Rows from a figure dataset
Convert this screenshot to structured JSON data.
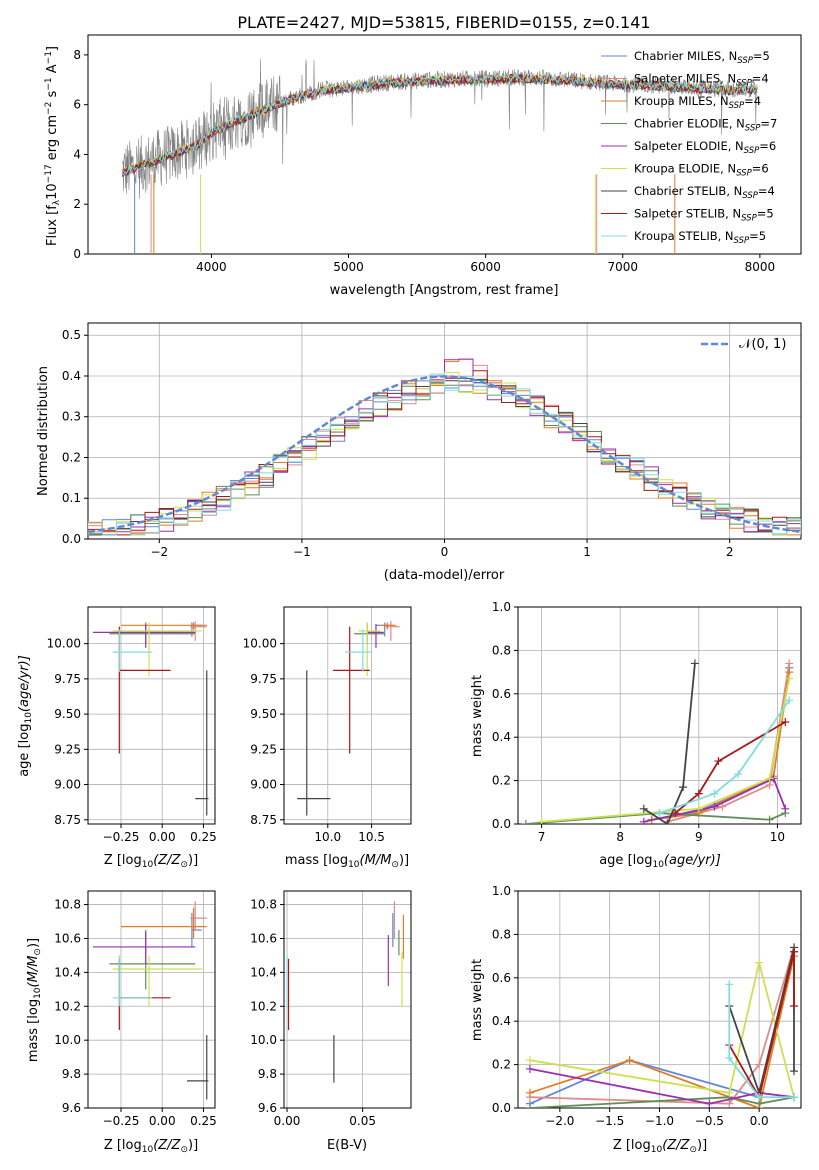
{
  "figure_title": "PLATE=2427, MJD=53815, FIBERID=0155, z=0.141",
  "chart_data": [
    {
      "type": "line",
      "panel": "spectrum",
      "xlabel": "wavelength [Angstrom, rest frame]",
      "ylabel": "Flux [f",
      "ylabel_sub": "λ",
      "ylabel_rest": "10",
      "ylabel_exp1": "−17",
      "ylabel_units": "erg cm",
      "ylabel_exp2": "−2",
      "ylabel_s": "s",
      "ylabel_exp3": "−1",
      "ylabel_A": "A",
      "ylabel_exp4": "−1",
      "ylabel_close": "]",
      "xlim": [
        3100,
        8300
      ],
      "ylim": [
        0,
        8.8
      ],
      "xticks": [
        4000,
        5000,
        6000,
        7000,
        8000
      ],
      "yticks": [
        0,
        2,
        4,
        6,
        8
      ],
      "grid": false,
      "legend_position": "top-right",
      "data_color": "#808080",
      "anchor_x": [
        3350,
        3500,
        3700,
        3900,
        4000,
        4200,
        4500,
        4800,
        5000,
        5300,
        5600,
        6000,
        6300,
        6600,
        6900,
        7200,
        7500,
        7800,
        7950
      ],
      "anchor_y": [
        3.3,
        3.6,
        4.0,
        4.4,
        4.9,
        5.4,
        6.1,
        6.6,
        6.7,
        6.9,
        7.0,
        7.05,
        7.1,
        7.0,
        6.85,
        6.8,
        6.7,
        6.6,
        6.65
      ],
      "series": [
        {
          "name": "Chabrier MILES",
          "nssp": "5",
          "color": "#6486d6"
        },
        {
          "name": "Salpeter MILES",
          "nssp": "4",
          "color": "#e08a8a"
        },
        {
          "name": "Kroupa MILES",
          "nssp": "4",
          "color": "#e07d20"
        },
        {
          "name": "Chabrier ELODIE",
          "nssp": "7",
          "color": "#5f8f56"
        },
        {
          "name": "Salpeter ELODIE",
          "nssp": "6",
          "color": "#9b2fb3"
        },
        {
          "name": "Kroupa ELODIE",
          "nssp": "6",
          "color": "#cde052"
        },
        {
          "name": "Chabrier STELIB",
          "nssp": "4",
          "color": "#444444"
        },
        {
          "name": "Salpeter STELIB",
          "nssp": "5",
          "color": "#a81818"
        },
        {
          "name": "Kroupa STELIB",
          "nssp": "5",
          "color": "#7fdde0"
        }
      ],
      "legend_n": "N",
      "legend_n_sub": "SSP"
    },
    {
      "type": "line",
      "panel": "residuals",
      "xlabel": "(data-model)/error",
      "ylabel": "Normed distribution",
      "xlim": [
        -2.5,
        2.5
      ],
      "ylim": [
        0,
        0.53
      ],
      "xticks": [
        -2,
        -1,
        0,
        1,
        2
      ],
      "xtick_labels": [
        "−2",
        "−1",
        "0",
        "1",
        "2"
      ],
      "yticks": [
        0,
        0.1,
        0.2,
        0.3,
        0.4,
        0.5
      ],
      "ytick_labels": [
        "0.0",
        "0.1",
        "0.2",
        "0.3",
        "0.4",
        "0.5"
      ],
      "grid": true,
      "legend_position": "top-right",
      "legend_label": "𝒩(0, 1)",
      "normal_color": "#6486d6",
      "bin_width": 0.1
    },
    {
      "type": "scatter",
      "panel": "age-vs-Z",
      "xlabel": "Z [log",
      "xlabel_sub": "10",
      "xlabel_rest": "(Z/Z",
      "xlabel_sub2": "⊙",
      "xlabel_close": ")]",
      "ylabel": "age  [log",
      "ylabel_sub": "10",
      "ylabel_rest": "(age/yr)]",
      "xlim": [
        -0.45,
        0.32
      ],
      "ylim": [
        8.72,
        10.26
      ],
      "xticks": [
        -0.25,
        0.0,
        0.25
      ],
      "xtick_labels": [
        "−0.25",
        "0.00",
        "0.25"
      ],
      "yticks": [
        8.75,
        9.0,
        9.25,
        9.5,
        9.75,
        10.0
      ],
      "ytick_labels": [
        "8.75",
        "9.00",
        "9.25",
        "9.50",
        "9.75",
        "10.00"
      ],
      "grid": true,
      "points": [
        {
          "series": 0,
          "x": 0.18,
          "y": 10.13,
          "ex": [
            0.18,
            0.24
          ],
          "ey": [
            10.05,
            10.15
          ]
        },
        {
          "series": 1,
          "x": 0.2,
          "y": 10.12,
          "ex": [
            0.17,
            0.27
          ],
          "ey": [
            10.02,
            10.16
          ]
        },
        {
          "series": 2,
          "x": 0.19,
          "y": 10.13,
          "ex": [
            -0.25,
            0.27
          ],
          "ey": [
            10.1,
            10.15
          ]
        },
        {
          "series": 3,
          "x": -0.1,
          "y": 10.07,
          "ex": [
            -0.32,
            0.2
          ],
          "ey": [
            10.0,
            10.15
          ]
        },
        {
          "series": 4,
          "x": -0.1,
          "y": 10.08,
          "ex": [
            -0.42,
            0.2
          ],
          "ey": [
            9.97,
            10.14
          ]
        },
        {
          "series": 5,
          "x": -0.08,
          "y": 10.09,
          "ex": [
            -0.3,
            0.24
          ],
          "ey": [
            9.77,
            10.15
          ]
        },
        {
          "series": 6,
          "x": 0.27,
          "y": 8.9,
          "ex": [
            0.2,
            0.28
          ],
          "ey": [
            8.78,
            9.81
          ]
        },
        {
          "series": 7,
          "x": -0.26,
          "y": 9.81,
          "ex": [
            -0.26,
            0.05
          ],
          "ey": [
            9.22,
            10.12
          ]
        },
        {
          "series": 8,
          "x": -0.26,
          "y": 9.94,
          "ex": [
            -0.3,
            -0.06
          ],
          "ey": [
            9.8,
            10.1
          ]
        }
      ]
    },
    {
      "type": "scatter",
      "panel": "age-vs-mass",
      "xlabel": "mass [log",
      "xlabel_sub": "10",
      "xlabel_rest": "(M/M",
      "xlabel_sub2": "⊙",
      "xlabel_close": ")]",
      "xlim": [
        9.5,
        10.95
      ],
      "ylim": [
        8.72,
        10.26
      ],
      "xticks": [
        10.0,
        10.5
      ],
      "xtick_labels": [
        "10.0",
        "10.5"
      ],
      "yticks": [
        8.75,
        9.0,
        9.25,
        9.5,
        9.75,
        10.0
      ],
      "ytick_labels": [
        "8.75",
        "9.00",
        "9.25",
        "9.50",
        "9.75",
        "10.00"
      ],
      "grid": true,
      "points": [
        {
          "series": 0,
          "x": 10.65,
          "y": 10.13,
          "ex": [
            10.55,
            10.75
          ],
          "ey": [
            10.05,
            10.15
          ]
        },
        {
          "series": 1,
          "x": 10.72,
          "y": 10.12,
          "ex": [
            10.65,
            10.82
          ],
          "ey": [
            10.02,
            10.16
          ]
        },
        {
          "series": 2,
          "x": 10.68,
          "y": 10.13,
          "ex": [
            10.6,
            10.78
          ],
          "ey": [
            10.1,
            10.15
          ]
        },
        {
          "series": 3,
          "x": 10.45,
          "y": 10.07,
          "ex": [
            10.3,
            10.65
          ],
          "ey": [
            10.0,
            10.15
          ]
        },
        {
          "series": 4,
          "x": 10.55,
          "y": 10.08,
          "ex": [
            10.45,
            10.64
          ],
          "ey": [
            9.97,
            10.14
          ]
        },
        {
          "series": 5,
          "x": 10.45,
          "y": 10.09,
          "ex": [
            10.35,
            10.6
          ],
          "ey": [
            9.77,
            10.15
          ]
        },
        {
          "series": 6,
          "x": 9.76,
          "y": 8.9,
          "ex": [
            9.65,
            10.03
          ],
          "ey": [
            8.78,
            9.81
          ]
        },
        {
          "series": 7,
          "x": 10.25,
          "y": 9.81,
          "ex": [
            10.06,
            10.48
          ],
          "ey": [
            9.22,
            10.12
          ]
        },
        {
          "series": 8,
          "x": 10.4,
          "y": 9.94,
          "ex": [
            10.2,
            10.5
          ],
          "ey": [
            9.8,
            10.1
          ]
        }
      ]
    },
    {
      "type": "line",
      "panel": "mass-weight-vs-age",
      "xlabel": "age  [log",
      "xlabel_sub": "10",
      "xlabel_rest": "(age/yr)]",
      "ylabel": "mass weight",
      "xlim": [
        6.7,
        10.3
      ],
      "ylim": [
        0,
        1.0
      ],
      "xticks": [
        7,
        8,
        9,
        10
      ],
      "yticks": [
        0,
        0.2,
        0.4,
        0.6,
        0.8,
        1.0
      ],
      "ytick_labels": [
        "0.0",
        "0.2",
        "0.4",
        "0.6",
        "0.8",
        "1.0"
      ],
      "grid": true,
      "series": [
        {
          "series": 0,
          "x": [
            8.4,
            9.0,
            9.9,
            10.15
          ],
          "y": [
            0.02,
            0.06,
            0.2,
            0.72
          ]
        },
        {
          "series": 1,
          "x": [
            8.6,
            9.3,
            9.9,
            10.15
          ],
          "y": [
            0.01,
            0.08,
            0.18,
            0.74
          ]
        },
        {
          "series": 2,
          "x": [
            8.4,
            9.0,
            9.95,
            10.15
          ],
          "y": [
            0.02,
            0.05,
            0.22,
            0.7
          ]
        },
        {
          "series": 3,
          "x": [
            6.8,
            8.5,
            9.9,
            10.1
          ],
          "y": [
            0.0,
            0.05,
            0.02,
            0.05
          ]
        },
        {
          "series": 4,
          "x": [
            8.3,
            9.2,
            9.95,
            10.1
          ],
          "y": [
            0.01,
            0.08,
            0.21,
            0.07
          ]
        },
        {
          "series": 5,
          "x": [
            7.0,
            9.0,
            9.9,
            10.15
          ],
          "y": [
            0.01,
            0.07,
            0.21,
            0.67
          ]
        },
        {
          "series": 6,
          "x": [
            8.3,
            8.6,
            8.8,
            8.95
          ],
          "y": [
            0.07,
            0.0,
            0.17,
            0.74
          ]
        },
        {
          "series": 7,
          "x": [
            8.7,
            9.0,
            9.25,
            10.1
          ],
          "y": [
            0.05,
            0.14,
            0.29,
            0.47
          ]
        },
        {
          "series": 8,
          "x": [
            8.5,
            9.2,
            9.5,
            10.15
          ],
          "y": [
            0.05,
            0.14,
            0.23,
            0.57
          ]
        }
      ]
    },
    {
      "type": "scatter",
      "panel": "mass-vs-Z",
      "xlabel": "Z [log",
      "xlabel_sub": "10",
      "xlabel_rest": "(Z/Z",
      "xlabel_sub2": "⊙",
      "xlabel_close": ")]",
      "ylabel": "mass [log",
      "ylabel_sub": "10",
      "ylabel_rest": "(M/M",
      "ylabel_sub2": "⊙",
      "ylabel_close": ")]",
      "xlim": [
        -0.45,
        0.32
      ],
      "ylim": [
        9.6,
        10.88
      ],
      "xticks": [
        -0.25,
        0.0,
        0.25
      ],
      "xtick_labels": [
        "−0.25",
        "0.00",
        "0.25"
      ],
      "yticks": [
        9.6,
        9.8,
        10.0,
        10.2,
        10.4,
        10.6,
        10.8
      ],
      "ytick_labels": [
        "9.6",
        "9.8",
        "10.0",
        "10.2",
        "10.4",
        "10.6",
        "10.8"
      ],
      "grid": true,
      "points": [
        {
          "series": 0,
          "x": 0.18,
          "y": 10.65,
          "ex": [
            0.18,
            0.24
          ],
          "ey": [
            10.55,
            10.75
          ]
        },
        {
          "series": 1,
          "x": 0.2,
          "y": 10.72,
          "ex": [
            0.17,
            0.27
          ],
          "ey": [
            10.65,
            10.82
          ]
        },
        {
          "series": 2,
          "x": 0.19,
          "y": 10.67,
          "ex": [
            -0.25,
            0.27
          ],
          "ey": [
            10.6,
            10.78
          ]
        },
        {
          "series": 3,
          "x": -0.1,
          "y": 10.45,
          "ex": [
            -0.32,
            0.2
          ],
          "ey": [
            10.3,
            10.65
          ]
        },
        {
          "series": 4,
          "x": -0.1,
          "y": 10.55,
          "ex": [
            -0.42,
            0.2
          ],
          "ey": [
            10.45,
            10.64
          ]
        },
        {
          "series": 5,
          "x": -0.08,
          "y": 10.42,
          "ex": [
            -0.3,
            0.24
          ],
          "ey": [
            10.2,
            10.5
          ]
        },
        {
          "series": 6,
          "x": 0.27,
          "y": 9.76,
          "ex": [
            0.15,
            0.28
          ],
          "ey": [
            9.65,
            10.03
          ]
        },
        {
          "series": 7,
          "x": -0.26,
          "y": 10.25,
          "ex": [
            -0.26,
            0.05
          ],
          "ey": [
            10.06,
            10.48
          ]
        },
        {
          "series": 8,
          "x": -0.26,
          "y": 10.25,
          "ex": [
            -0.3,
            -0.06
          ],
          "ey": [
            10.2,
            10.5
          ]
        }
      ]
    },
    {
      "type": "scatter",
      "panel": "mass-vs-EBV",
      "xlabel": "E(B-V)",
      "xlim": [
        -0.002,
        0.082
      ],
      "ylim": [
        9.6,
        10.88
      ],
      "xticks": [
        0.0,
        0.05
      ],
      "xtick_labels": [
        "0.00",
        "0.05"
      ],
      "yticks": [
        9.6,
        9.8,
        10.0,
        10.2,
        10.4,
        10.6,
        10.8
      ],
      "ytick_labels": [
        "9.6",
        "9.8",
        "10.0",
        "10.2",
        "10.4",
        "10.6",
        "10.8"
      ],
      "grid": true,
      "points": [
        {
          "series": 0,
          "x": 0.07,
          "y": 10.65,
          "ey": [
            10.55,
            10.75
          ]
        },
        {
          "series": 1,
          "x": 0.071,
          "y": 10.72,
          "ey": [
            10.6,
            10.82
          ]
        },
        {
          "series": 2,
          "x": 0.077,
          "y": 10.67,
          "ey": [
            10.48,
            10.74
          ]
        },
        {
          "series": 3,
          "x": 0.074,
          "y": 10.6,
          "ey": [
            10.5,
            10.65
          ]
        },
        {
          "series": 4,
          "x": 0.067,
          "y": 10.55,
          "ey": [
            10.32,
            10.62
          ]
        },
        {
          "series": 5,
          "x": 0.076,
          "y": 10.4,
          "ey": [
            10.2,
            10.52
          ]
        },
        {
          "series": 6,
          "x": 0.031,
          "y": 9.85,
          "ey": [
            9.75,
            10.03
          ]
        },
        {
          "series": 7,
          "x": 0.001,
          "y": 10.2,
          "ey": [
            10.06,
            10.48
          ]
        },
        {
          "series": 8,
          "x": 0.0,
          "y": 10.35,
          "ey": [
            10.2,
            10.5
          ]
        }
      ]
    },
    {
      "type": "line",
      "panel": "mass-weight-vs-Z",
      "xlabel": "Z [log",
      "xlabel_sub": "10",
      "xlabel_rest": "(Z/Z",
      "xlabel_sub2": "⊙",
      "xlabel_close": ")]",
      "ylabel": "mass weight",
      "xlim": [
        -2.42,
        0.42
      ],
      "ylim": [
        0,
        1.0
      ],
      "xticks": [
        -2.0,
        -1.5,
        -1.0,
        -0.5,
        0.0
      ],
      "xtick_labels": [
        "−2.0",
        "−1.5",
        "−1.0",
        "−0.5",
        "0.0"
      ],
      "yticks": [
        0,
        0.2,
        0.4,
        0.6,
        0.8,
        1.0
      ],
      "ytick_labels": [
        "0.0",
        "0.2",
        "0.4",
        "0.6",
        "0.8",
        "1.0"
      ],
      "grid": true,
      "series": [
        {
          "series": 0,
          "x": [
            -2.3,
            -1.3,
            0.0,
            0.35
          ],
          "y": [
            0.02,
            0.22,
            0.05,
            0.72
          ]
        },
        {
          "series": 1,
          "x": [
            -2.3,
            -0.3,
            0.0,
            0.35
          ],
          "y": [
            0.05,
            0.02,
            0.2,
            0.74
          ]
        },
        {
          "series": 2,
          "x": [
            -2.3,
            -1.3,
            0.0,
            0.35
          ],
          "y": [
            0.07,
            0.22,
            0.0,
            0.7
          ]
        },
        {
          "series": 3,
          "x": [
            -2.3,
            -0.3,
            0.0,
            0.35
          ],
          "y": [
            0.0,
            0.05,
            0.02,
            0.05
          ]
        },
        {
          "series": 4,
          "x": [
            -2.3,
            -0.5,
            0.0,
            0.35
          ],
          "y": [
            0.18,
            0.02,
            0.07,
            0.05
          ]
        },
        {
          "series": 5,
          "x": [
            -2.3,
            -0.3,
            0.0,
            0.35
          ],
          "y": [
            0.22,
            0.07,
            0.67,
            0.05
          ]
        },
        {
          "series": 6,
          "x": [
            -0.3,
            0.0,
            0.35,
            0.35
          ],
          "y": [
            0.47,
            0.07,
            0.74,
            0.17
          ]
        },
        {
          "series": 7,
          "x": [
            -0.3,
            0.0,
            0.35,
            0.35
          ],
          "y": [
            0.29,
            0.05,
            0.72,
            0.47
          ]
        },
        {
          "series": 8,
          "x": [
            -0.3,
            -0.3,
            0.0,
            0.35
          ],
          "y": [
            0.57,
            0.23,
            0.05,
            0.05
          ]
        }
      ]
    }
  ]
}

> **What is being asked**
Exactly how many lines of the material contain the word "Chabrier"? Write the number alone.

> **Completed exercise**
3